The records below must be retyped exactly.

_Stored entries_
########################################

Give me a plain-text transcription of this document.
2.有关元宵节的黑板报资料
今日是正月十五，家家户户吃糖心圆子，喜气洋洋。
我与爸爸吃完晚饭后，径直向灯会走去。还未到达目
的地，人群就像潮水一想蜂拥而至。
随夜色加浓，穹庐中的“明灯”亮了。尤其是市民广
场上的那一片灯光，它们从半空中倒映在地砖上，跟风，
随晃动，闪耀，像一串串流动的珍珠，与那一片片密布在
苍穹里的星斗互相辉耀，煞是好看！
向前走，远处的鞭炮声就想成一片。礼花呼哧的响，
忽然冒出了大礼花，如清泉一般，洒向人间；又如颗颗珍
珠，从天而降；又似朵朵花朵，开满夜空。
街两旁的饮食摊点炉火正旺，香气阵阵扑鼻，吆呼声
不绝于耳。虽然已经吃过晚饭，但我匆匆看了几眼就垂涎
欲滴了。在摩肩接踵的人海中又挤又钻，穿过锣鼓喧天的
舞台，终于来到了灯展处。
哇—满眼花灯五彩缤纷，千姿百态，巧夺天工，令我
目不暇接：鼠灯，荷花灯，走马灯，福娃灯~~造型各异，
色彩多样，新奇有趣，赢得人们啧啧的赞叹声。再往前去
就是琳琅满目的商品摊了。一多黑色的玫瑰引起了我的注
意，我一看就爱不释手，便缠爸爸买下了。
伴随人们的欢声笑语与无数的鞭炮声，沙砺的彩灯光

########################################

_THE ANSWER_
Give me a plain-text transcription of this document.
2.有关元宵节的黑板报资料
今日是正月十五，家家户户吃糖心圆子，喜气洋洋。
我与爸爸吃完晚饭后，径直向灯会走去。还未到达目
的地，人群就像潮水一想蜂拥而至。
随夜色加浓，穹庐中的“明灯”亮了。尤其是市民广
场上的那一片灯光，它们从半空中倒映在地砖上，跟风，
随晃动，闪耀，像一串串流动的珍珠，与那一片片密布在
苍穹里的星斗互相辉耀，煞是好看！
向前走，远处的鞭炮声就想成一片。礼花呼哧的响，
忽然冒出了大礼花，如清泉一般，洒向人间；又如颗颗珍
珠，从天而降；又似朵朵花朵，开满夜空。
街两旁的饮食摊点炉火正旺，香气阵阵扑鼻，吆呼声
不绝于耳。虽然已经吃过晚饭，但我匆匆看了几眼就垂涎
欲滴了。在摩肩接踵的人海中又挤又钻，穿过锣鼓喧天的
舞台，终于来到了灯展处。
哇—满眼花灯五彩缤纷，千姿百态，巧夺天工，令我
目不暇接：鼠灯，荷花灯，走马灯，福娃灯~~造型各异，
色彩多样，新奇有趣，赢得人们啧啧的赞叹声。再往前去
就是琳琅满目的商品摊了。一多黑色的玫瑰引起了我的注
意，我一看就爱不释手，便缠爸爸买下了。
伴随人们的欢声笑语与无数的鞭炮声，沙砺的彩灯光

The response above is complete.